» Records for the exercise
++++++++++

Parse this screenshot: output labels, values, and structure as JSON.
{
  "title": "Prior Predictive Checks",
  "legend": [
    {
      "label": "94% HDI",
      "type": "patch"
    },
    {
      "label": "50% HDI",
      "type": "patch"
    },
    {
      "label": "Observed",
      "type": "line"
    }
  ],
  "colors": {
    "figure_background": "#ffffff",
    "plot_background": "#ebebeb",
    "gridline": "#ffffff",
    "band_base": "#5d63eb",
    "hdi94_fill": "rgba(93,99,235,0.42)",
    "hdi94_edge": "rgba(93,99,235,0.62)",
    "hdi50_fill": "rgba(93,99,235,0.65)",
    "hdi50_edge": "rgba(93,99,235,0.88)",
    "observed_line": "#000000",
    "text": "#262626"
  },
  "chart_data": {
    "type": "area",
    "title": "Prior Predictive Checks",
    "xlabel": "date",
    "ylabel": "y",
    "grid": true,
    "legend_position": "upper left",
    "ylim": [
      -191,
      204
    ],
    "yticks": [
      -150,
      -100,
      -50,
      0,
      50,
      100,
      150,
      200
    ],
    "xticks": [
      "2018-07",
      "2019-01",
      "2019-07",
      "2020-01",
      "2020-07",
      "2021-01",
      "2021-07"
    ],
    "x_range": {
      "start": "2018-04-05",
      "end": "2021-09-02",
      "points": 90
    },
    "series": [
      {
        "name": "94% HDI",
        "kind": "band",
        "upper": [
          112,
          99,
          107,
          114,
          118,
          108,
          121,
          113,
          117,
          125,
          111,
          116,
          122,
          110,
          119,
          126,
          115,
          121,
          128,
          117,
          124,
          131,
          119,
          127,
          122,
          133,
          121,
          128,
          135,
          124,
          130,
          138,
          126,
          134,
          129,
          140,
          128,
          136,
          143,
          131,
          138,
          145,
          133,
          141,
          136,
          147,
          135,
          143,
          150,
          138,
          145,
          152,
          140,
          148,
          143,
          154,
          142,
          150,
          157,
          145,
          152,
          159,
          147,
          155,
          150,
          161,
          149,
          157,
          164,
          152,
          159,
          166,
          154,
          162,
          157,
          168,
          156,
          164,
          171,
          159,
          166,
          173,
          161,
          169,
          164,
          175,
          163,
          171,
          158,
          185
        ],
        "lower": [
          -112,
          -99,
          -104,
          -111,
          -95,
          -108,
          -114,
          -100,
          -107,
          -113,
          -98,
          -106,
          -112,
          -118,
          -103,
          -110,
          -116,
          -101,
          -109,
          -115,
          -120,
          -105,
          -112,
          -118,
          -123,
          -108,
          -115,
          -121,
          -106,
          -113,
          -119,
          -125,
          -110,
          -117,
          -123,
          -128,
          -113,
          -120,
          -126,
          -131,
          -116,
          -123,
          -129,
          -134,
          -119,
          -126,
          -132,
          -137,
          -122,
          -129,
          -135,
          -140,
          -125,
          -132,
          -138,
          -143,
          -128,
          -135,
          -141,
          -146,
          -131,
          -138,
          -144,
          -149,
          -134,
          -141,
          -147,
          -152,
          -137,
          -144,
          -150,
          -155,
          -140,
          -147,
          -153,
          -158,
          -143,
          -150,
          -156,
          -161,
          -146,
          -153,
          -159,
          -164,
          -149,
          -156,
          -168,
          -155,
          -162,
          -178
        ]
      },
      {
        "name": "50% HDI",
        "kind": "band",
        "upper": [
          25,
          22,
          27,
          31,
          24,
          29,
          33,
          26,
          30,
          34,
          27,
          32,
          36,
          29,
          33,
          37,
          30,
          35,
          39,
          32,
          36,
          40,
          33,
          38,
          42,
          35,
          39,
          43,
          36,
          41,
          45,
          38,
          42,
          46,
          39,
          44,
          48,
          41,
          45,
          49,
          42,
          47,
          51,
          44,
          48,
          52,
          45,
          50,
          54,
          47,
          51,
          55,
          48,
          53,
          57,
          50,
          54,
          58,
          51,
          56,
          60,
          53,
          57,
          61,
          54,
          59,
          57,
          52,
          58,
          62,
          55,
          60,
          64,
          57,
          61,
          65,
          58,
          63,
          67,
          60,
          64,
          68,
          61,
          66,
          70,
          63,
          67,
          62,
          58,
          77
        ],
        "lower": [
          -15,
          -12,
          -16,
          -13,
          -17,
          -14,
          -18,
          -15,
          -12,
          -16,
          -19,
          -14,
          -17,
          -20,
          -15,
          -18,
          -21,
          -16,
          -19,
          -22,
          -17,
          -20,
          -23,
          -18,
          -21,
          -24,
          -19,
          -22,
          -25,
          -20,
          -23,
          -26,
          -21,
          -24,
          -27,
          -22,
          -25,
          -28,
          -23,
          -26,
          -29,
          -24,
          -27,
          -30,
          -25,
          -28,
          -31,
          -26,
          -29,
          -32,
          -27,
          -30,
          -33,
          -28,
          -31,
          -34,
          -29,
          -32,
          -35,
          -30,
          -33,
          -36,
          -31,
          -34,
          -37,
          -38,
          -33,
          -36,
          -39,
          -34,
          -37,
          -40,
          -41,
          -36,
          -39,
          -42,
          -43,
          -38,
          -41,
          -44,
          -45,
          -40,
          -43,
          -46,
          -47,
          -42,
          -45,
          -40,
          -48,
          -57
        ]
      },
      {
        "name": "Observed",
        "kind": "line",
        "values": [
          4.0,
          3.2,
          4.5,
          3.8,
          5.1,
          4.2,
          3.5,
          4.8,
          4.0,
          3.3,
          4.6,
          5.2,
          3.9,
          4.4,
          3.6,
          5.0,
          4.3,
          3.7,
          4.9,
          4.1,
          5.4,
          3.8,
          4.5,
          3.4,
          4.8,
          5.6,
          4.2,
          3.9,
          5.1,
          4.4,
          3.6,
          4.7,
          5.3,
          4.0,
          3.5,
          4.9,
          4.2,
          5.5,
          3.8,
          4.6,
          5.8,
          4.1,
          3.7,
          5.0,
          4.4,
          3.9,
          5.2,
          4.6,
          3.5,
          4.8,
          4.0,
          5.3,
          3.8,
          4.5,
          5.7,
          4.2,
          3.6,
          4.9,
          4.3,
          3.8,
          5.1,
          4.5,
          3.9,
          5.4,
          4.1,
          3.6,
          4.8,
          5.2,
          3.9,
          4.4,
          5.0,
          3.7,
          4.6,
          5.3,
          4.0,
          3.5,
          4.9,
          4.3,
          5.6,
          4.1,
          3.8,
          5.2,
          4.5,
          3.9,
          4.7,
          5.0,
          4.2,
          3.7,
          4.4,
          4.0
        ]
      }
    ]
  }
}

++++++++++

» What to produce
Write the entire listing out again, word for word.

» Reply
Parse this screenshot: output labels, values, and structure as JSON.
{
  "title": "Prior Predictive Checks",
  "legend": [
    {
      "label": "94% HDI",
      "type": "patch"
    },
    {
      "label": "50% HDI",
      "type": "patch"
    },
    {
      "label": "Observed",
      "type": "line"
    }
  ],
  "colors": {
    "figure_background": "#ffffff",
    "plot_background": "#ebebeb",
    "gridline": "#ffffff",
    "band_base": "#5d63eb",
    "hdi94_fill": "rgba(93,99,235,0.42)",
    "hdi94_edge": "rgba(93,99,235,0.62)",
    "hdi50_fill": "rgba(93,99,235,0.65)",
    "hdi50_edge": "rgba(93,99,235,0.88)",
    "observed_line": "#000000",
    "text": "#262626"
  },
  "chart_data": {
    "type": "area",
    "title": "Prior Predictive Checks",
    "xlabel": "date",
    "ylabel": "y",
    "grid": true,
    "legend_position": "upper left",
    "ylim": [
      -191,
      204
    ],
    "yticks": [
      -150,
      -100,
      -50,
      0,
      50,
      100,
      150,
      200
    ],
    "xticks": [
      "2018-07",
      "2019-01",
      "2019-07",
      "2020-01",
      "2020-07",
      "2021-01",
      "2021-07"
    ],
    "x_range": {
      "start": "2018-04-05",
      "end": "2021-09-02",
      "points": 90
    },
    "series": [
      {
        "name": "94% HDI",
        "kind": "band",
        "upper": [
          112,
          99,
          107,
          114,
          118,
          108,
          121,
          113,
          117,
          125,
          111,
          116,
          122,
          110,
          119,
          126,
          115,
          121,
          128,
          117,
          124,
          131,
          119,
          127,
          122,
          133,
          121,
          128,
          135,
          124,
          130,
          138,
          126,
          134,
          129,
          140,
          128,
          136,
          143,
          131,
          138,
          145,
          133,
          141,
          136,
          147,
          135,
          143,
          150,
          138,
          145,
          152,
          140,
          148,
          143,
          154,
          142,
          150,
          157,
          145,
          152,
          159,
          147,
          155,
          150,
          161,
          149,
          157,
          164,
          152,
          159,
          166,
          154,
          162,
          157,
          168,
          156,
          164,
          171,
          159,
          166,
          173,
          161,
          169,
          164,
          175,
          163,
          171,
          158,
          185
        ],
        "lower": [
          -112,
          -99,
          -104,
          -111,
          -95,
          -108,
          -114,
          -100,
          -107,
          -113,
          -98,
          -106,
          -112,
          -118,
          -103,
          -110,
          -116,
          -101,
          -109,
          -115,
          -120,
          -105,
          -112,
          -118,
          -123,
          -108,
          -115,
          -121,
          -106,
          -113,
          -119,
          -125,
          -110,
          -117,
          -123,
          -128,
          -113,
          -120,
          -126,
          -131,
          -116,
          -123,
          -129,
          -134,
          -119,
          -126,
          -132,
          -137,
          -122,
          -129,
          -135,
          -140,
          -125,
          -132,
          -138,
          -143,
          -128,
          -135,
          -141,
          -146,
          -131,
          -138,
          -144,
          -149,
          -134,
          -141,
          -147,
          -152,
          -137,
          -144,
          -150,
          -155,
          -140,
          -147,
          -153,
          -158,
          -143,
          -150,
          -156,
          -161,
          -146,
          -153,
          -159,
          -164,
          -149,
          -156,
          -168,
          -155,
          -162,
          -178
        ]
      },
      {
        "name": "50% HDI",
        "kind": "band",
        "upper": [
          25,
          22,
          27,
          31,
          24,
          29,
          33,
          26,
          30,
          34,
          27,
          32,
          36,
          29,
          33,
          37,
          30,
          35,
          39,
          32,
          36,
          40,
          33,
          38,
          42,
          35,
          39,
          43,
          36,
          41,
          45,
          38,
          42,
          46,
          39,
          44,
          48,
          41,
          45,
          49,
          42,
          47,
          51,
          44,
          48,
          52,
          45,
          50,
          54,
          47,
          51,
          55,
          48,
          53,
          57,
          50,
          54,
          58,
          51,
          56,
          60,
          53,
          57,
          61,
          54,
          59,
          57,
          52,
          58,
          62,
          55,
          60,
          64,
          57,
          61,
          65,
          58,
          63,
          67,
          60,
          64,
          68,
          61,
          66,
          70,
          63,
          67,
          62,
          58,
          77
        ],
        "lower": [
          -15,
          -12,
          -16,
          -13,
          -17,
          -14,
          -18,
          -15,
          -12,
          -16,
          -19,
          -14,
          -17,
          -20,
          -15,
          -18,
          -21,
          -16,
          -19,
          -22,
          -17,
          -20,
          -23,
          -18,
          -21,
          -24,
          -19,
          -22,
          -25,
          -20,
          -23,
          -26,
          -21,
          -24,
          -27,
          -22,
          -25,
          -28,
          -23,
          -26,
          -29,
          -24,
          -27,
          -30,
          -25,
          -28,
          -31,
          -26,
          -29,
          -32,
          -27,
          -30,
          -33,
          -28,
          -31,
          -34,
          -29,
          -32,
          -35,
          -30,
          -33,
          -36,
          -31,
          -34,
          -37,
          -38,
          -33,
          -36,
          -39,
          -34,
          -37,
          -40,
          -41,
          -36,
          -39,
          -42,
          -43,
          -38,
          -41,
          -44,
          -45,
          -40,
          -43,
          -46,
          -47,
          -42,
          -45,
          -40,
          -48,
          -57
        ]
      },
      {
        "name": "Observed",
        "kind": "line",
        "values": [
          4.0,
          3.2,
          4.5,
          3.8,
          5.1,
          4.2,
          3.5,
          4.8,
          4.0,
          3.3,
          4.6,
          5.2,
          3.9,
          4.4,
          3.6,
          5.0,
          4.3,
          3.7,
          4.9,
          4.1,
          5.4,
          3.8,
          4.5,
          3.4,
          4.8,
          5.6,
          4.2,
          3.9,
          5.1,
          4.4,
          3.6,
          4.7,
          5.3,
          4.0,
          3.5,
          4.9,
          4.2,
          5.5,
          3.8,
          4.6,
          5.8,
          4.1,
          3.7,
          5.0,
          4.4,
          3.9,
          5.2,
          4.6,
          3.5,
          4.8,
          4.0,
          5.3,
          3.8,
          4.5,
          5.7,
          4.2,
          3.6,
          4.9,
          4.3,
          3.8,
          5.1,
          4.5,
          3.9,
          5.4,
          4.1,
          3.6,
          4.8,
          5.2,
          3.9,
          4.4,
          5.0,
          3.7,
          4.6,
          5.3,
          4.0,
          3.5,
          4.9,
          4.3,
          5.6,
          4.1,
          3.8,
          5.2,
          4.5,
          3.9,
          4.7,
          5.0,
          4.2,
          3.7,
          4.4,
          4.0
        ]
      }
    ]
  }
}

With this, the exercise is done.